## begin Items

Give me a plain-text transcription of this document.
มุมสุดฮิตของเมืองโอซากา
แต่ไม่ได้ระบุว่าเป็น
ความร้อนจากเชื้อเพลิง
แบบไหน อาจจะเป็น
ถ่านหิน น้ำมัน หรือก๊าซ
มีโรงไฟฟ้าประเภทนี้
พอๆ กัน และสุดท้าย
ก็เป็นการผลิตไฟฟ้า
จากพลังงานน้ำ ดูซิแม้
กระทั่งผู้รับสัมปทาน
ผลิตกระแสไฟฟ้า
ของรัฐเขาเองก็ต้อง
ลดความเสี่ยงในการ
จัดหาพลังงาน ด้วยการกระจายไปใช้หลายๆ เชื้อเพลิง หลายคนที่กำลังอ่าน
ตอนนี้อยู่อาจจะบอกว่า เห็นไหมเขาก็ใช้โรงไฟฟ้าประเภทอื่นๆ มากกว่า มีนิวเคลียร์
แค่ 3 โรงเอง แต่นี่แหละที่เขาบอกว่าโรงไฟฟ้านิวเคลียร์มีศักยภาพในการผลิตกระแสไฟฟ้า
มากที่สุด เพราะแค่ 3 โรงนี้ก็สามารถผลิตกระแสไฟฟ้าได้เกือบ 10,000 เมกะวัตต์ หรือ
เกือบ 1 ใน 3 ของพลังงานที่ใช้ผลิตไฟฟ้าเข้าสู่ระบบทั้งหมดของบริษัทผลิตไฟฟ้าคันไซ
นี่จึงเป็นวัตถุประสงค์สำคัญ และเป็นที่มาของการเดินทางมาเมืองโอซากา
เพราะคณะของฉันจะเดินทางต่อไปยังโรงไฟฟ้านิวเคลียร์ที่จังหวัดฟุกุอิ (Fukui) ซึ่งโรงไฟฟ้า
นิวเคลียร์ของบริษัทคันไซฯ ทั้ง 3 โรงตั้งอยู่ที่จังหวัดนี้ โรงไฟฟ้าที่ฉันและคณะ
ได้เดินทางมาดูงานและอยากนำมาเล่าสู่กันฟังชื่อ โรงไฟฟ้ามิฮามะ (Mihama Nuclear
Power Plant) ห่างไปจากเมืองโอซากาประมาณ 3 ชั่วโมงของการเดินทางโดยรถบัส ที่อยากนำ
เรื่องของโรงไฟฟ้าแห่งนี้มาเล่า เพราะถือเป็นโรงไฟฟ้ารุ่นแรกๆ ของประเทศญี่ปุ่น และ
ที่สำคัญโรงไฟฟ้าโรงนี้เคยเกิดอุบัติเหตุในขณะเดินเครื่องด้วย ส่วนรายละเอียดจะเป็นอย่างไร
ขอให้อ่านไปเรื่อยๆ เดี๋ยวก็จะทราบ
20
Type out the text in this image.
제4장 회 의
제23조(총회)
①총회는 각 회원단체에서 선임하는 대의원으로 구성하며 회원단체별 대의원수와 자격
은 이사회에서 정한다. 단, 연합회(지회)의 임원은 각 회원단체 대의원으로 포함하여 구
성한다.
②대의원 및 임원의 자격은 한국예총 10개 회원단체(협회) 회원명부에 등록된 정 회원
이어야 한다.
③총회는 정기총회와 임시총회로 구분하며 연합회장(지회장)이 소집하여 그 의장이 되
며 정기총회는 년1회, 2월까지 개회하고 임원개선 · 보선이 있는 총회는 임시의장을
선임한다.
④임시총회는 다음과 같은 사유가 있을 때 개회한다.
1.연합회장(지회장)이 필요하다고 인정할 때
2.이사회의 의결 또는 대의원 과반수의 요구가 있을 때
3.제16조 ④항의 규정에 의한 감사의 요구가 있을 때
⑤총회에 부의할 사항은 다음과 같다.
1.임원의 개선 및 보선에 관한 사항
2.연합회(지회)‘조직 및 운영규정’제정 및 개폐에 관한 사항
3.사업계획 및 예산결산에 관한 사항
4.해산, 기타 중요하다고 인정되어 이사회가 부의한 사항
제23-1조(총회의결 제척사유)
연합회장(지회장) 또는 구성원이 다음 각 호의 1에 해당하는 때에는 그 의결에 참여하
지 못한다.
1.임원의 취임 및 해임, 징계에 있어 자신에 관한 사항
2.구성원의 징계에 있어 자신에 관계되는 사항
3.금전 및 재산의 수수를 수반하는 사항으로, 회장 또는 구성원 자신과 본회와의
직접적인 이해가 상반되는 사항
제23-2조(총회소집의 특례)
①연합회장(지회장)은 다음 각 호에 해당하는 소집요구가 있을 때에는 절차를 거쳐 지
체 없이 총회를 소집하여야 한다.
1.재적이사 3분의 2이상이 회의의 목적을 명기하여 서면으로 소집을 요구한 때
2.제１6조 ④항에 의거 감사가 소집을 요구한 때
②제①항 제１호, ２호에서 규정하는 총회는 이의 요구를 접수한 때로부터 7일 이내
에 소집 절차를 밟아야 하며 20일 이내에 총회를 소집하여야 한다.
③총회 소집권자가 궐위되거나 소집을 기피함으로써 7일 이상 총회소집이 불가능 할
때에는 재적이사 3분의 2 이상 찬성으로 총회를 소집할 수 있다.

## end Items

## Task to carry out
All of the data must be returned exactly.

## Finished task
Give me a plain-text transcription of this document.
มุมสุดฮิตของเมืองโอซากา
แต่ไม่ได้ระบุว่าเป็น
ความร้อนจากเชื้อเพลิง
แบบไหน อาจจะเป็น
ถ่านหิน น้ำมัน หรือก๊าซ
มีโรงไฟฟ้าประเภทนี้
พอๆ กัน และสุดท้าย
ก็เป็นการผลิตไฟฟ้า
จากพลังงานน้ำ ดูซิแม้
กระทั่งผู้รับสัมปทาน
ผลิตกระแสไฟฟ้า
ของรัฐเขาเองก็ต้อง
ลดความเสี่ยงในการ
จัดหาพลังงาน ด้วยการกระจายไปใช้หลายๆ เชื้อเพลิง หลายคนที่กำลังอ่าน
ตอนนี้อยู่อาจจะบอกว่า เห็นไหมเขาก็ใช้โรงไฟฟ้าประเภทอื่นๆ มากกว่า มีนิวเคลียร์
แค่ 3 โรงเอง แต่นี่แหละที่เขาบอกว่าโรงไฟฟ้านิวเคลียร์มีศักยภาพในการผลิตกระแสไฟฟ้า
มากที่สุด เพราะแค่ 3 โรงนี้ก็สามารถผลิตกระแสไฟฟ้าได้เกือบ 10,000 เมกะวัตต์ หรือ
เกือบ 1 ใน 3 ของพลังงานที่ใช้ผลิตไฟฟ้าเข้าสู่ระบบทั้งหมดของบริษัทผลิตไฟฟ้าคันไซ
นี่จึงเป็นวัตถุประสงค์สำคัญ และเป็นที่มาของการเดินทางมาเมืองโอซากา
เพราะคณะของฉันจะเดินทางต่อไปยังโรงไฟฟ้านิวเคลียร์ที่จังหวัดฟุกุอิ (Fukui) ซึ่งโรงไฟฟ้า
นิวเคลียร์ของบริษัทคันไซฯ ทั้ง 3 โรงตั้งอยู่ที่จังหวัดนี้ โรงไฟฟ้าที่ฉันและคณะ
ได้เดินทางมาดูงานและอยากนำมาเล่าสู่กันฟังชื่อ โรงไฟฟ้ามิฮามะ (Mihama Nuclear
Power Plant) ห่างไปจากเมืองโอซากาประมาณ 3 ชั่วโมงของการเดินทางโดยรถบัส ที่อยากนำ
เรื่องของโรงไฟฟ้าแห่งนี้มาเล่า เพราะถือเป็นโรงไฟฟ้ารุ่นแรกๆ ของประเทศญี่ปุ่น และ
ที่สำคัญโรงไฟฟ้าโรงนี้เคยเกิดอุบัติเหตุในขณะเดินเครื่องด้วย ส่วนรายละเอียดจะเป็นอย่างไร
ขอให้อ่านไปเรื่อยๆ เดี๋ยวก็จะทราบ
20
Type out the text in this image.
제4장 회 의
제23조(총회)
①총회는 각 회원단체에서 선임하는 대의원으로 구성하며 회원단체별 대의원수와 자격
은 이사회에서 정한다. 단, 연합회(지회)의 임원은 각 회원단체 대의원으로 포함하여 구
성한다.
②대의원 및 임원의 자격은 한국예총 10개 회원단체(협회) 회원명부에 등록된 정 회원
이어야 한다.
③총회는 정기총회와 임시총회로 구분하며 연합회장(지회장)이 소집하여 그 의장이 되
며 정기총회는 년1회, 2월까지 개회하고 임원개선 · 보선이 있는 총회는 임시의장을
선임한다.
④임시총회는 다음과 같은 사유가 있을 때 개회한다.
1.연합회장(지회장)이 필요하다고 인정할 때
2.이사회의 의결 또는 대의원 과반수의 요구가 있을 때
3.제16조 ④항의 규정에 의한 감사의 요구가 있을 때
⑤총회에 부의할 사항은 다음과 같다.
1.임원의 개선 및 보선에 관한 사항
2.연합회(지회)‘조직 및 운영규정’제정 및 개폐에 관한 사항
3.사업계획 및 예산결산에 관한 사항
4.해산, 기타 중요하다고 인정되어 이사회가 부의한 사항
제23-1조(총회의결 제척사유)
연합회장(지회장) 또는 구성원이 다음 각 호의 1에 해당하는 때에는 그 의결에 참여하
지 못한다.
1.임원의 취임 및 해임, 징계에 있어 자신에 관한 사항
2.구성원의 징계에 있어 자신에 관계되는 사항
3.금전 및 재산의 수수를 수반하는 사항으로, 회장 또는 구성원 자신과 본회와의
직접적인 이해가 상반되는 사항
제23-2조(총회소집의 특례)
①연합회장(지회장)은 다음 각 호에 해당하는 소집요구가 있을 때에는 절차를 거쳐 지
체 없이 총회를 소집하여야 한다.
1.재적이사 3분의 2이상이 회의의 목적을 명기하여 서면으로 소집을 요구한 때
2.제１6조 ④항에 의거 감사가 소집을 요구한 때
②제①항 제１호, ２호에서 규정하는 총회는 이의 요구를 접수한 때로부터 7일 이내
에 소집 절차를 밟아야 하며 20일 이내에 총회를 소집하여야 한다.
③총회 소집권자가 궐위되거나 소집을 기피함으로써 7일 이상 총회소집이 불가능 할
때에는 재적이사 3분의 2 이상 찬성으로 총회를 소집할 수 있다.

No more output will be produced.